## What the exercise asks:
Are you able to retype all the records below exactly?

_ _ _ _

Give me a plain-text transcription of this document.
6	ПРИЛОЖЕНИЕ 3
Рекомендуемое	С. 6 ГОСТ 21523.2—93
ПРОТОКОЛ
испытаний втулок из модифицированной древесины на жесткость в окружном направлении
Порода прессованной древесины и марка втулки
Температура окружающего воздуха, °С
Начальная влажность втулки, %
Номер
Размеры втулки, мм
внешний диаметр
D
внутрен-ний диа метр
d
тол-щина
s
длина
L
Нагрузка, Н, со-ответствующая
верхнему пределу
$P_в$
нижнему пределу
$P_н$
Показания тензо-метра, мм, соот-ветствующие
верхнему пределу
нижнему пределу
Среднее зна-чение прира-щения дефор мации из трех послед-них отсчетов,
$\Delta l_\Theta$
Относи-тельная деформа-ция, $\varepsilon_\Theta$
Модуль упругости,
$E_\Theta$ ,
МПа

_ _ _ _

## Answer to the problem:
Give me a plain-text transcription of this document.
6	ПРИЛОЖЕНИЕ 3
Рекомендуемое	С. 6 ГОСТ 21523.2—93
ПРОТОКОЛ
испытаний втулок из модифицированной древесины на жесткость в окружном направлении
Порода прессованной древесины и марка втулки
Температура окружающего воздуха, °С
Начальная влажность втулки, %
Номер
Размеры втулки, мм
внешний диаметр
D
внутрен-ний диа метр
d
тол-щина
s
длина
L
Нагрузка, Н, со-ответствующая
верхнему пределу
$P_в$
нижнему пределу
$P_н$
Показания тензо-метра, мм, соот-ветствующие
верхнему пределу
нижнему пределу
Среднее зна-чение прира-щения дефор мации из трех послед-них отсчетов,
$\Delta l_\Theta$
Относи-тельная деформа-ция, $\varepsilon_\Theta$
Модуль упругости,
$E_\Theta$ ,
МПа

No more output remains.